> _What you should do_:
Report the count of lines that carry the string "wood", and add nothing.

Source data

___

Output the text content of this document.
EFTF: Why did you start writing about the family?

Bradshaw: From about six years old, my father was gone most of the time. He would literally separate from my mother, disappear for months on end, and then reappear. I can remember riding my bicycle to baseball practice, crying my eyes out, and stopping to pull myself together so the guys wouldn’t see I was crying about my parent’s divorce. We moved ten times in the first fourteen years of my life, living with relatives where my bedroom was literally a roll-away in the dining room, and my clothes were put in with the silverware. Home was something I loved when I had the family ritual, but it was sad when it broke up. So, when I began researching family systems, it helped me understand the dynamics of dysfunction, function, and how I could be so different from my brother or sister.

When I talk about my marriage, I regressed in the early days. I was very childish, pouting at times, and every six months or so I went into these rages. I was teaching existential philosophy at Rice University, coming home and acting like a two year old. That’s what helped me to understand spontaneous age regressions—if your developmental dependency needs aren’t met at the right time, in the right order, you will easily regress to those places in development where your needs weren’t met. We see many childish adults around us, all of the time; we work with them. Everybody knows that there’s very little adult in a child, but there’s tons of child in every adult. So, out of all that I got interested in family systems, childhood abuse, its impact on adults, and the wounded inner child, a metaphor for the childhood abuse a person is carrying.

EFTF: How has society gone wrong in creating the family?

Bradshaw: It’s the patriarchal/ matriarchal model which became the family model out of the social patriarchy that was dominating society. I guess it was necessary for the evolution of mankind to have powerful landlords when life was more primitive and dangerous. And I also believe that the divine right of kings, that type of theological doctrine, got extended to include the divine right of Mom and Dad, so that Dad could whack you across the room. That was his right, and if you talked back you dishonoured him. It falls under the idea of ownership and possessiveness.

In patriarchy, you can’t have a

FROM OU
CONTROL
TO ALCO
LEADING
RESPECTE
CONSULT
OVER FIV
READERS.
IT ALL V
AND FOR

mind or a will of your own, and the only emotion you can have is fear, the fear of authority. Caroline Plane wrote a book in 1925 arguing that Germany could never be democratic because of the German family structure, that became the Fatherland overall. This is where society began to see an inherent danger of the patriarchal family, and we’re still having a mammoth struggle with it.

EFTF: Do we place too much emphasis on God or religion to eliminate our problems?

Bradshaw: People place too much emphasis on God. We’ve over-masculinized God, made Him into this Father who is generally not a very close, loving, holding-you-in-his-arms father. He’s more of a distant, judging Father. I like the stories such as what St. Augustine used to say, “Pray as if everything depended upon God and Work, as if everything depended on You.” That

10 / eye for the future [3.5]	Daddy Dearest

___

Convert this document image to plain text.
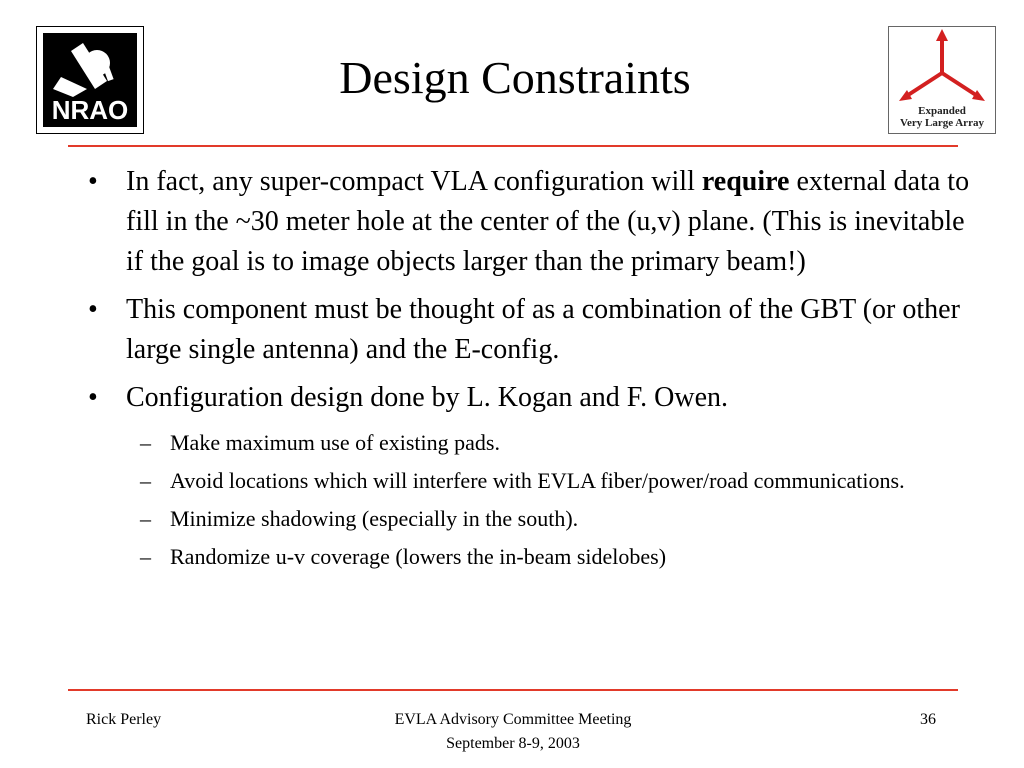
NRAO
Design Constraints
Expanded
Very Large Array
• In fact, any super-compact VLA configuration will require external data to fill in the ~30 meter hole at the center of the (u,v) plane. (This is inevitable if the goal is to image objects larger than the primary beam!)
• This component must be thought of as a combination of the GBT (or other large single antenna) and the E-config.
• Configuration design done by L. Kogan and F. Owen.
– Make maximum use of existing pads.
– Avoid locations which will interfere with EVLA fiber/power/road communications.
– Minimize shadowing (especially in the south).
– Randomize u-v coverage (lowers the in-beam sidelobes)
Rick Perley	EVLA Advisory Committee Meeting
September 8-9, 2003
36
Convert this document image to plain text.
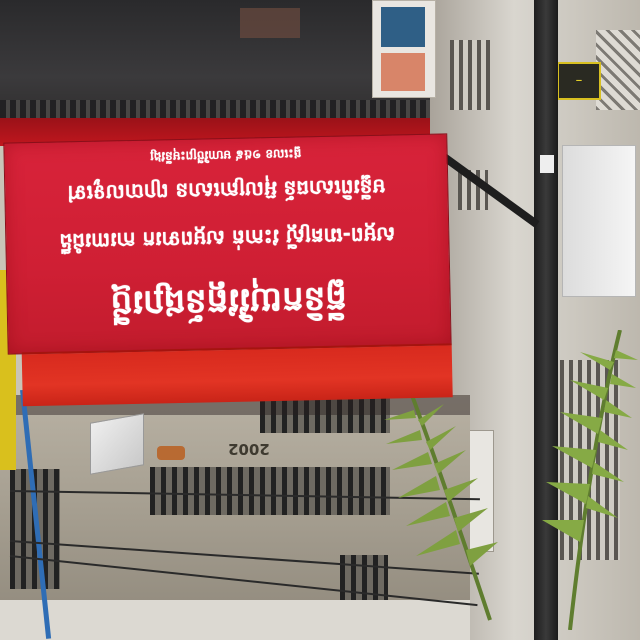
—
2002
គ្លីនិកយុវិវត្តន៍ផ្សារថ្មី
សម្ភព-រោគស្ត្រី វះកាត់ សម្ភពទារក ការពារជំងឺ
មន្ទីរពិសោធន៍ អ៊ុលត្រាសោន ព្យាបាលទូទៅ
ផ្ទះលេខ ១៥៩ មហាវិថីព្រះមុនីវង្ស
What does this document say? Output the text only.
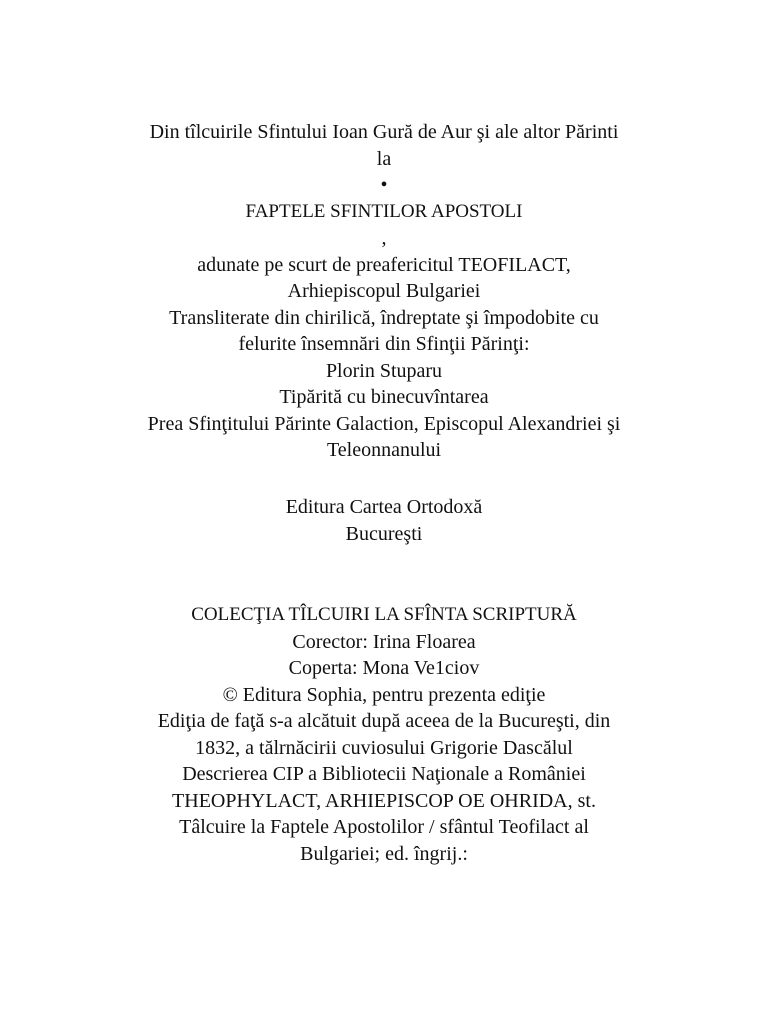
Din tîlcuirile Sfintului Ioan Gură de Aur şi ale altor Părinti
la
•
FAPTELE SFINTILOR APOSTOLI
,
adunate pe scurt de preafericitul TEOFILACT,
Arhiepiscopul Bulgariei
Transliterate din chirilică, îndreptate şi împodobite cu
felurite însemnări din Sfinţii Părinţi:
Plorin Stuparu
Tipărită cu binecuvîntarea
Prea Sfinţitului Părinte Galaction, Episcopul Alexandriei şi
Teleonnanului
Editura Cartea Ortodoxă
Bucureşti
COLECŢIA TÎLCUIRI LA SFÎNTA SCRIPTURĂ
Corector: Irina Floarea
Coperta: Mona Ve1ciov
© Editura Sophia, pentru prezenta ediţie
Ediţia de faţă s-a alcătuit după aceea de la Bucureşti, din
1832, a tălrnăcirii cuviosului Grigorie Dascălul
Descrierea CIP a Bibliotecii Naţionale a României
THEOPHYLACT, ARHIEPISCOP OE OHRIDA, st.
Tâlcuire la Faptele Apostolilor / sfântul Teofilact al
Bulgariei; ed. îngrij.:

___

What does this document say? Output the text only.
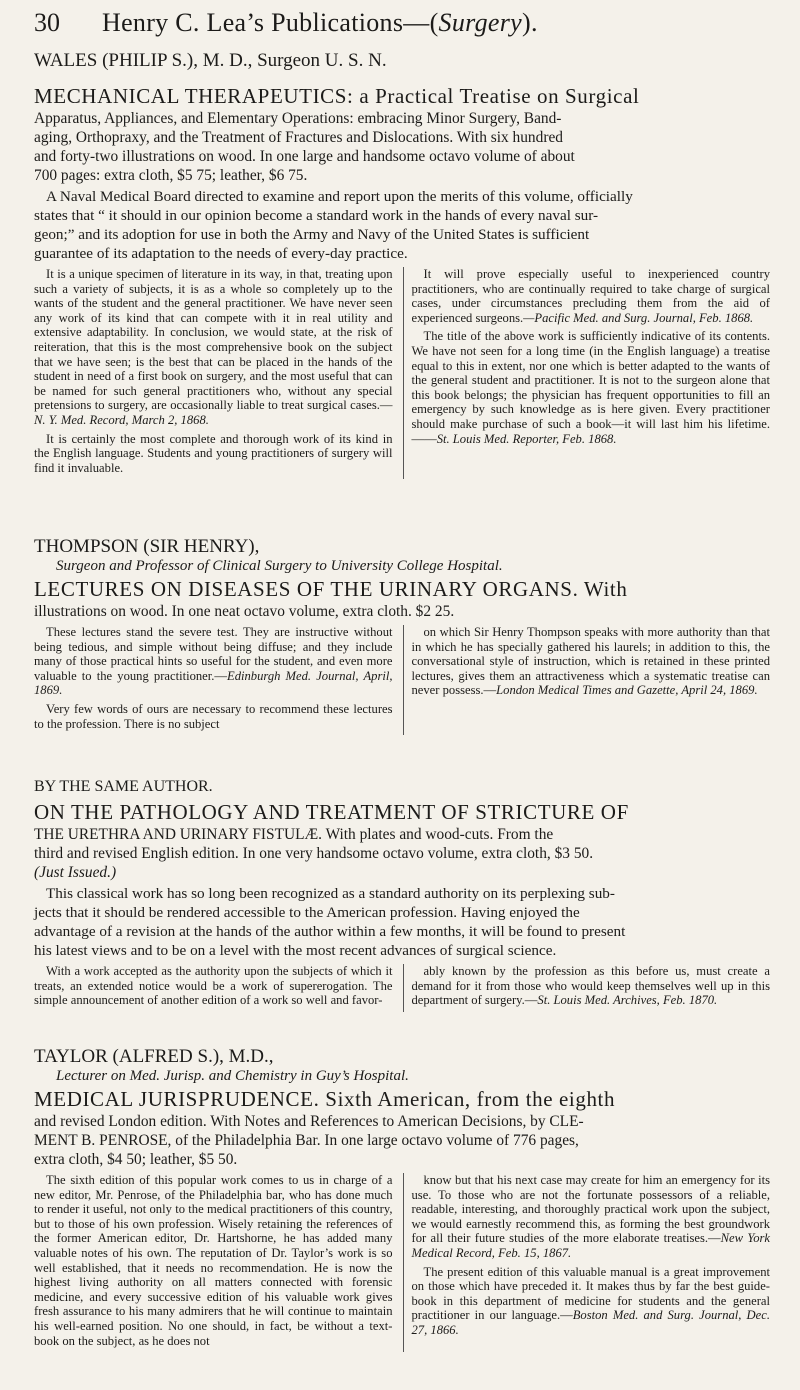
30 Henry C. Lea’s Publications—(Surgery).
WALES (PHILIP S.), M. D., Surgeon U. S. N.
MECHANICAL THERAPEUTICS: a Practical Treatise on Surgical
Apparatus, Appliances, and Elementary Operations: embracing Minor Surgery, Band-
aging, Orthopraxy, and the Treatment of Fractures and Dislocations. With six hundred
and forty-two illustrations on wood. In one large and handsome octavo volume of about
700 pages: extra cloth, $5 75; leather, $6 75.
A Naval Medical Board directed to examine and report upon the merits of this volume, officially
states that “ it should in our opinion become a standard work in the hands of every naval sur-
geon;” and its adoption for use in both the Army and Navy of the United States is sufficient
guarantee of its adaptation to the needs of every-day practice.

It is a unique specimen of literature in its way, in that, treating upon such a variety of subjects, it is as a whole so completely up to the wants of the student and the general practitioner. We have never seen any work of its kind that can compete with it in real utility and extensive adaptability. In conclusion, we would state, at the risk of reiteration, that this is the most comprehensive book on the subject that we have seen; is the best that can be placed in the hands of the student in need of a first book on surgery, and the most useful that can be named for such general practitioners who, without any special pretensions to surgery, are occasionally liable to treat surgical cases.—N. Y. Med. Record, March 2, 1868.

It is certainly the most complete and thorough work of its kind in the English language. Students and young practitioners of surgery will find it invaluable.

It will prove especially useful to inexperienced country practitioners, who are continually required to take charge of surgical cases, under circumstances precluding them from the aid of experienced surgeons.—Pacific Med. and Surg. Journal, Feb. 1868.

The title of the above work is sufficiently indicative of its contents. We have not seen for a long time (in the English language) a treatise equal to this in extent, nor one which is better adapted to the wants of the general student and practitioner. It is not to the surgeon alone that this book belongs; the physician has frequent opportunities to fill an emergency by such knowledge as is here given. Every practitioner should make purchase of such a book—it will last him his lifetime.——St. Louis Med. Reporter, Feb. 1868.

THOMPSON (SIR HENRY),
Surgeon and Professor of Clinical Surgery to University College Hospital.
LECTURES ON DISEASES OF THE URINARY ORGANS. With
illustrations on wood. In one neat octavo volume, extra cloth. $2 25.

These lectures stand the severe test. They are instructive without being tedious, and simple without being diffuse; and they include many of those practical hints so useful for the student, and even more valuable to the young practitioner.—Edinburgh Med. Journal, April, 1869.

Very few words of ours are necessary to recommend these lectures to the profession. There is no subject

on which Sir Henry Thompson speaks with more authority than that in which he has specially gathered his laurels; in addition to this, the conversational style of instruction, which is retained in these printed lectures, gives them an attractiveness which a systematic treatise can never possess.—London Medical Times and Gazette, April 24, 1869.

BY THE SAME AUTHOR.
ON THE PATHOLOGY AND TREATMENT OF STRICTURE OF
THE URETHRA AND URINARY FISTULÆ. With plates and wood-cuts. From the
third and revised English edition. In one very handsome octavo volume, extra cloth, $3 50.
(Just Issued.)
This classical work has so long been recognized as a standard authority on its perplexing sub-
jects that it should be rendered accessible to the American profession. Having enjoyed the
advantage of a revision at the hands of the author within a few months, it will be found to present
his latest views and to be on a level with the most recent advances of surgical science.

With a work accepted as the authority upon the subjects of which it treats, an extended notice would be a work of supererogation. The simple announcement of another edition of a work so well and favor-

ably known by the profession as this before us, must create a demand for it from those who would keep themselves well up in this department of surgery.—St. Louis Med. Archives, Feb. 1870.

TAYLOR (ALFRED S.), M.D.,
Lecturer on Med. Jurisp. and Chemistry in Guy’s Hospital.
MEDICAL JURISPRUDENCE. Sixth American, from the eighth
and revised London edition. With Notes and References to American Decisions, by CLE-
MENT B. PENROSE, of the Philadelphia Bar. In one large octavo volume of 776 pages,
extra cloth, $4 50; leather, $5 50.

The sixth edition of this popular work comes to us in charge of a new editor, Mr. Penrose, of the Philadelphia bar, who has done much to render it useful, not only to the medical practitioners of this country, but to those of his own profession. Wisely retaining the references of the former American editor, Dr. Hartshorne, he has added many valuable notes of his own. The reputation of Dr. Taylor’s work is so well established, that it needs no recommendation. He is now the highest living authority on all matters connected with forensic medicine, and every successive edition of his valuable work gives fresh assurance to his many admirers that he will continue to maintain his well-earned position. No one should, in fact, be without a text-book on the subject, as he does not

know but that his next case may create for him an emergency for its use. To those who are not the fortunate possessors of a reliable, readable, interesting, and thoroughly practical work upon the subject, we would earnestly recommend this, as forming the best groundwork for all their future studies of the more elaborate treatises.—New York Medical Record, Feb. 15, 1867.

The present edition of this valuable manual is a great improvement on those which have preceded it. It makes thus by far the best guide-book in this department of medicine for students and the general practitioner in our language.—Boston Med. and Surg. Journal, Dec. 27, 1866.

___

> _Reply to the task_:
3